[RAW DATA start]

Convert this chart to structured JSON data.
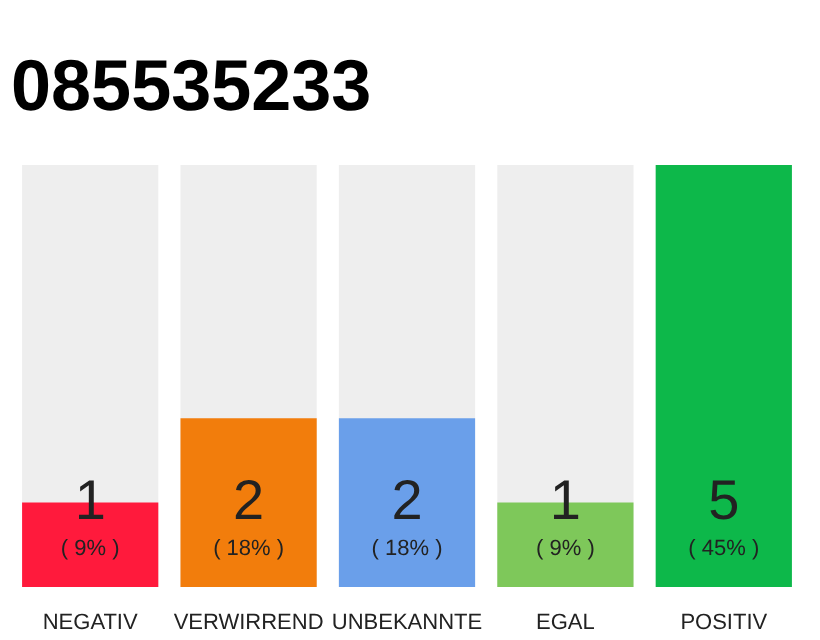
{
  "chart_data": {
    "type": "bar",
    "title": "085535233",
    "categories": [
      "NEGATIV",
      "VERWIRREND",
      "UNBEKANNTE",
      "EGAL",
      "POSITIV"
    ],
    "values": [
      1,
      2,
      2,
      1,
      5
    ],
    "colors": [
      "#ff1a3c",
      "#f27d0c",
      "#6a9fea",
      "#7ec85a",
      "#0db84a"
    ],
    "ylim": [
      0,
      5
    ],
    "tick_labels": "x",
    "grid": false,
    "data_labels": true,
    "annotations": [
      {
        "text": "( 9% )",
        "x": "NEGATIV",
        "y": 0
      },
      {
        "text": "( 18% )",
        "x": "VERWIRREND",
        "y": 0
      },
      {
        "text": "( 18% )",
        "x": "UNBEKANNTE",
        "y": 0
      },
      {
        "text": "( 9% )",
        "x": "EGAL",
        "y": 0
      },
      {
        "text": "( 45% )",
        "x": "POSITIV",
        "y": 0
      }
    ]
  }
}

[RAW DATA end]

TASK BRIEF: Reproduce all of the data exactly, omitting each picture it holds.

SOLUTION FOR THIS EXERCISE:
Convert this chart to structured JSON data.
{
  "chart_data": {
    "type": "bar",
    "title": "085535233",
    "categories": [
      "NEGATIV",
      "VERWIRREND",
      "UNBEKANNTE",
      "EGAL",
      "POSITIV"
    ],
    "values": [
      1,
      2,
      2,
      1,
      5
    ],
    "colors": [
      "#ff1a3c",
      "#f27d0c",
      "#6a9fea",
      "#7ec85a",
      "#0db84a"
    ],
    "ylim": [
      0,
      5
    ],
    "tick_labels": "x",
    "grid": false,
    "data_labels": true,
    "annotations": [
      {
        "text": "( 9% )",
        "x": "NEGATIV",
        "y": 0
      },
      {
        "text": "( 18% )",
        "x": "VERWIRREND",
        "y": 0
      },
      {
        "text": "( 18% )",
        "x": "UNBEKANNTE",
        "y": 0
      },
      {
        "text": "( 9% )",
        "x": "EGAL",
        "y": 0
      },
      {
        "text": "( 45% )",
        "x": "POSITIV",
        "y": 0
      }
    ]
  }
}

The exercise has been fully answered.